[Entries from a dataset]
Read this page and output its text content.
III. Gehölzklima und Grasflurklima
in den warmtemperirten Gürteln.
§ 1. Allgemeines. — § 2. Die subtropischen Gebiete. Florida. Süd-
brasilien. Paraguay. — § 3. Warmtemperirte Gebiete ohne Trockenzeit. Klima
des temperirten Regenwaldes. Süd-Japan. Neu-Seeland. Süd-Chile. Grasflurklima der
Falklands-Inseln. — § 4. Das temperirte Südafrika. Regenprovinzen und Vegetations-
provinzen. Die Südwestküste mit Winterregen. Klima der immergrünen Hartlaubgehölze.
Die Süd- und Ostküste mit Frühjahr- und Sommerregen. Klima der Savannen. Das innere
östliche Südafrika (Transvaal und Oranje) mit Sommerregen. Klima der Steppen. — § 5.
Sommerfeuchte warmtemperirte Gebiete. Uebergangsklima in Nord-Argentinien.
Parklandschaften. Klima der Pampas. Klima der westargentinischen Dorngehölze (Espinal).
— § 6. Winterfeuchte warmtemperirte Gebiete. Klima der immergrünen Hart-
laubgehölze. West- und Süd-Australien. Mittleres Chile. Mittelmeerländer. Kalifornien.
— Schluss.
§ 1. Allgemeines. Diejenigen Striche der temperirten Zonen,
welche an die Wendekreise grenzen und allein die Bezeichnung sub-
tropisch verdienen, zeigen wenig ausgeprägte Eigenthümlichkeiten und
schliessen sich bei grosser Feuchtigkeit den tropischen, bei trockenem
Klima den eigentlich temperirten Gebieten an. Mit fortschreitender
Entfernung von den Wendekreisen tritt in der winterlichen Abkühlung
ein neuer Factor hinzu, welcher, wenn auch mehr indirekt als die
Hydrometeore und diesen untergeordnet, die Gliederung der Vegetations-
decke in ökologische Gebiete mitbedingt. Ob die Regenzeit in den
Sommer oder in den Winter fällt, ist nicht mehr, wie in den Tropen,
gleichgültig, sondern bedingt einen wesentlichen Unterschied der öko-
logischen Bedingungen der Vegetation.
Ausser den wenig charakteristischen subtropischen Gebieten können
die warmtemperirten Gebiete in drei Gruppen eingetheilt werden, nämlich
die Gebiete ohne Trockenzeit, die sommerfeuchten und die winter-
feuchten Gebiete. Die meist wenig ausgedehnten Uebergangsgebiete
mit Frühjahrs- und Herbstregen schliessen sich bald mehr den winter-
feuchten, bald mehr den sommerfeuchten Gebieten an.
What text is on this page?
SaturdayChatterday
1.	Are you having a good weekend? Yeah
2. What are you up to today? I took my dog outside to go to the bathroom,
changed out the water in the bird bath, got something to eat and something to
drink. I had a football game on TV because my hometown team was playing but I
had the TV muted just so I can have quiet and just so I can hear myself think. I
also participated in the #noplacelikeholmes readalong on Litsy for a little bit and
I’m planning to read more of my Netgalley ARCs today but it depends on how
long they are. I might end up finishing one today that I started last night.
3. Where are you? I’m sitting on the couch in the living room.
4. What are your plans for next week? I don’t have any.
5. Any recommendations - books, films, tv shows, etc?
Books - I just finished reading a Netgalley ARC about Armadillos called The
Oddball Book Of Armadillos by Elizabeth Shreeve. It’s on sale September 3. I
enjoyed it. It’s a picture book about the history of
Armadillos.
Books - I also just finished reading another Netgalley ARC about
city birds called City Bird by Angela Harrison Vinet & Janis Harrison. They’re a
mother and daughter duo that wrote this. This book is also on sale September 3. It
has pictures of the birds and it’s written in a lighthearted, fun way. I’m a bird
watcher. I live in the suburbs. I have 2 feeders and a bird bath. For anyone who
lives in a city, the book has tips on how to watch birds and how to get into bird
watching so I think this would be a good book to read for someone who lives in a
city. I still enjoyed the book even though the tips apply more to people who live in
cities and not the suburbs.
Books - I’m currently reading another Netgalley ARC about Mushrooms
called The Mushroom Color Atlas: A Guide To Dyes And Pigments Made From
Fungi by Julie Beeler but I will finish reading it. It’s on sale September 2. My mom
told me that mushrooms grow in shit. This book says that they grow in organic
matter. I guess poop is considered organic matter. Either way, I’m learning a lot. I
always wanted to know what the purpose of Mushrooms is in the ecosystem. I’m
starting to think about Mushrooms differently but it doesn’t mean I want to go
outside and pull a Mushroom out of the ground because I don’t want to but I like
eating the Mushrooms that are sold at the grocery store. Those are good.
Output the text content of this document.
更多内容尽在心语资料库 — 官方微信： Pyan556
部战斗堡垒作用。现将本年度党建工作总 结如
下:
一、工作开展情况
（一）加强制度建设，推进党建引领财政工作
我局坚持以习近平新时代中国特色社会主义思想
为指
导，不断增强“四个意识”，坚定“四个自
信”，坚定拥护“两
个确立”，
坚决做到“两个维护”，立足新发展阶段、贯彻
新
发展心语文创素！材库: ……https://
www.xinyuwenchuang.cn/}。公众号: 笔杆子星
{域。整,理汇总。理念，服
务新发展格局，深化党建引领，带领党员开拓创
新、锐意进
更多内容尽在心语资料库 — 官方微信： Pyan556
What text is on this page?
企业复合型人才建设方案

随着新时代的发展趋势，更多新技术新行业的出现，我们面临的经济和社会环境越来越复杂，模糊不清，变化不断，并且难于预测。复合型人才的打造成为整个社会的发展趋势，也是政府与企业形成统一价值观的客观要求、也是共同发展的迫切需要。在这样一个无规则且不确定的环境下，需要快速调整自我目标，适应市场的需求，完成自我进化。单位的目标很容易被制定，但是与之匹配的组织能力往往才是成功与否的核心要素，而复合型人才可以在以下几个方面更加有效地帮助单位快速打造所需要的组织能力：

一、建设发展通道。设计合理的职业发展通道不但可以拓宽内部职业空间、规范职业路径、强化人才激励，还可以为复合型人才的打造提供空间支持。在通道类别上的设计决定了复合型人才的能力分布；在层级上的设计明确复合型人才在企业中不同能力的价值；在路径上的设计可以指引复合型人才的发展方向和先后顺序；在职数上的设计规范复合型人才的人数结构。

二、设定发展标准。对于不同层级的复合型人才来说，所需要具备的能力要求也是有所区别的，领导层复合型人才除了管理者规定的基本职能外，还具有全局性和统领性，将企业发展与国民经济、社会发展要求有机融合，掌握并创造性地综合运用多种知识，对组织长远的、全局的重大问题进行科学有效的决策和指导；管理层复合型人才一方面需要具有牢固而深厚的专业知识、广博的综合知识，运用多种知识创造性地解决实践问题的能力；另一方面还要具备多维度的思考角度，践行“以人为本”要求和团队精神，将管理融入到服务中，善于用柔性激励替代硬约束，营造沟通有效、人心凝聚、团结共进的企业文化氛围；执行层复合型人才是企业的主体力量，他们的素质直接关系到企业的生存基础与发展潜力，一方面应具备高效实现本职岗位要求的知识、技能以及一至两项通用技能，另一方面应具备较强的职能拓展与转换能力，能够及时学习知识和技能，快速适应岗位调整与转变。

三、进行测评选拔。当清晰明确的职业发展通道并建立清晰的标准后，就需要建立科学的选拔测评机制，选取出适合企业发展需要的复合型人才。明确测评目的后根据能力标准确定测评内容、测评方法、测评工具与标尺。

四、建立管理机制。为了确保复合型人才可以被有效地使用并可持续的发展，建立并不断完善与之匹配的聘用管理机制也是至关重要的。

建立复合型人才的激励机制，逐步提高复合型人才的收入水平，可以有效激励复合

● **Exercise**: Reproduce the entries above in full, verbatim.

● **Response to the exercise**:
Read this page and output its text content.
III. Gehölzklima und Grasflurklima
in den warmtemperirten Gürteln.
§ 1. Allgemeines. — § 2. Die subtropischen Gebiete. Florida. Süd-
brasilien. Paraguay. — § 3. Warmtemperirte Gebiete ohne Trockenzeit. Klima
des temperirten Regenwaldes. Süd-Japan. Neu-Seeland. Süd-Chile. Grasflurklima der
Falklands-Inseln. — § 4. Das temperirte Südafrika. Regenprovinzen und Vegetations-
provinzen. Die Südwestküste mit Winterregen. Klima der immergrünen Hartlaubgehölze.
Die Süd- und Ostküste mit Frühjahr- und Sommerregen. Klima der Savannen. Das innere
östliche Südafrika (Transvaal und Oranje) mit Sommerregen. Klima der Steppen. — § 5.
Sommerfeuchte warmtemperirte Gebiete. Uebergangsklima in Nord-Argentinien.
Parklandschaften. Klima der Pampas. Klima der westargentinischen Dorngehölze (Espinal).
— § 6. Winterfeuchte warmtemperirte Gebiete. Klima der immergrünen Hart-
laubgehölze. West- und Süd-Australien. Mittleres Chile. Mittelmeerländer. Kalifornien.
— Schluss.
§ 1. Allgemeines. Diejenigen Striche der temperirten Zonen,
welche an die Wendekreise grenzen und allein die Bezeichnung sub-
tropisch verdienen, zeigen wenig ausgeprägte Eigenthümlichkeiten und
schliessen sich bei grosser Feuchtigkeit den tropischen, bei trockenem
Klima den eigentlich temperirten Gebieten an. Mit fortschreitender
Entfernung von den Wendekreisen tritt in der winterlichen Abkühlung
ein neuer Factor hinzu, welcher, wenn auch mehr indirekt als die
Hydrometeore und diesen untergeordnet, die Gliederung der Vegetations-
decke in ökologische Gebiete mitbedingt. Ob die Regenzeit in den
Sommer oder in den Winter fällt, ist nicht mehr, wie in den Tropen,
gleichgültig, sondern bedingt einen wesentlichen Unterschied der öko-
logischen Bedingungen der Vegetation.
Ausser den wenig charakteristischen subtropischen Gebieten können
die warmtemperirten Gebiete in drei Gruppen eingetheilt werden, nämlich
die Gebiete ohne Trockenzeit, die sommerfeuchten und die winter-
feuchten Gebiete. Die meist wenig ausgedehnten Uebergangsgebiete
mit Frühjahrs- und Herbstregen schliessen sich bald mehr den winter-
feuchten, bald mehr den sommerfeuchten Gebieten an.
What text is on this page?
SaturdayChatterday
1.	Are you having a good weekend? Yeah
2. What are you up to today? I took my dog outside to go to the bathroom,
changed out the water in the bird bath, got something to eat and something to
drink. I had a football game on TV because my hometown team was playing but I
had the TV muted just so I can have quiet and just so I can hear myself think. I
also participated in the #noplacelikeholmes readalong on Litsy for a little bit and
I’m planning to read more of my Netgalley ARCs today but it depends on how
long they are. I might end up finishing one today that I started last night.
3. Where are you? I’m sitting on the couch in the living room.
4. What are your plans for next week? I don’t have any.
5. Any recommendations - books, films, tv shows, etc?
Books - I just finished reading a Netgalley ARC about Armadillos called The
Oddball Book Of Armadillos by Elizabeth Shreeve. It’s on sale September 3. I
enjoyed it. It’s a picture book about the history of
Armadillos.
Books - I also just finished reading another Netgalley ARC about
city birds called City Bird by Angela Harrison Vinet & Janis Harrison. They’re a
mother and daughter duo that wrote this. This book is also on sale September 3. It
has pictures of the birds and it’s written in a lighthearted, fun way. I’m a bird
watcher. I live in the suburbs. I have 2 feeders and a bird bath. For anyone who
lives in a city, the book has tips on how to watch birds and how to get into bird
watching so I think this would be a good book to read for someone who lives in a
city. I still enjoyed the book even though the tips apply more to people who live in
cities and not the suburbs.
Books - I’m currently reading another Netgalley ARC about Mushrooms
called The Mushroom Color Atlas: A Guide To Dyes And Pigments Made From
Fungi by Julie Beeler but I will finish reading it. It’s on sale September 2. My mom
told me that mushrooms grow in shit. This book says that they grow in organic
matter. I guess poop is considered organic matter. Either way, I’m learning a lot. I
always wanted to know what the purpose of Mushrooms is in the ecosystem. I’m
starting to think about Mushrooms differently but it doesn’t mean I want to go
outside and pull a Mushroom out of the ground because I don’t want to but I like
eating the Mushrooms that are sold at the grocery store. Those are good.
Output the text content of this document.
更多内容尽在心语资料库 — 官方微信： Pyan556
部战斗堡垒作用。现将本年度党建工作总 结如
下:
一、工作开展情况
（一）加强制度建设，推进党建引领财政工作
我局坚持以习近平新时代中国特色社会主义思想
为指
导，不断增强“四个意识”，坚定“四个自
信”，坚定拥护“两
个确立”，
坚决做到“两个维护”，立足新发展阶段、贯彻
新
发展心语文创素！材库: ……https://
www.xinyuwenchuang.cn/}。公众号: 笔杆子星
{域。整,理汇总。理念，服
务新发展格局，深化党建引领，带领党员开拓创
新、锐意进
更多内容尽在心语资料库 — 官方微信： Pyan556
What text is on this page?
企业复合型人才建设方案

随着新时代的发展趋势，更多新技术新行业的出现，我们面临的经济和社会环境越来越复杂，模糊不清，变化不断，并且难于预测。复合型人才的打造成为整个社会的发展趋势，也是政府与企业形成统一价值观的客观要求、也是共同发展的迫切需要。在这样一个无规则且不确定的环境下，需要快速调整自我目标，适应市场的需求，完成自我进化。单位的目标很容易被制定，但是与之匹配的组织能力往往才是成功与否的核心要素，而复合型人才可以在以下几个方面更加有效地帮助单位快速打造所需要的组织能力：

一、建设发展通道。设计合理的职业发展通道不但可以拓宽内部职业空间、规范职业路径、强化人才激励，还可以为复合型人才的打造提供空间支持。在通道类别上的设计决定了复合型人才的能力分布；在层级上的设计明确复合型人才在企业中不同能力的价值；在路径上的设计可以指引复合型人才的发展方向和先后顺序；在职数上的设计规范复合型人才的人数结构。

二、设定发展标准。对于不同层级的复合型人才来说，所需要具备的能力要求也是有所区别的，领导层复合型人才除了管理者规定的基本职能外，还具有全局性和统领性，将企业发展与国民经济、社会发展要求有机融合，掌握并创造性地综合运用多种知识，对组织长远的、全局的重大问题进行科学有效的决策和指导；管理层复合型人才一方面需要具有牢固而深厚的专业知识、广博的综合知识，运用多种知识创造性地解决实践问题的能力；另一方面还要具备多维度的思考角度，践行“以人为本”要求和团队精神，将管理融入到服务中，善于用柔性激励替代硬约束，营造沟通有效、人心凝聚、团结共进的企业文化氛围；执行层复合型人才是企业的主体力量，他们的素质直接关系到企业的生存基础与发展潜力，一方面应具备高效实现本职岗位要求的知识、技能以及一至两项通用技能，另一方面应具备较强的职能拓展与转换能力，能够及时学习知识和技能，快速适应岗位调整与转变。

三、进行测评选拔。当清晰明确的职业发展通道并建立清晰的标准后，就需要建立科学的选拔测评机制，选取出适合企业发展需要的复合型人才。明确测评目的后根据能力标准确定测评内容、测评方法、测评工具与标尺。

四、建立管理机制。为了确保复合型人才可以被有效地使用并可持续的发展，建立并不断完善与之匹配的聘用管理机制也是至关重要的。

建立复合型人才的激励机制，逐步提高复合型人才的收入水平，可以有效激励复合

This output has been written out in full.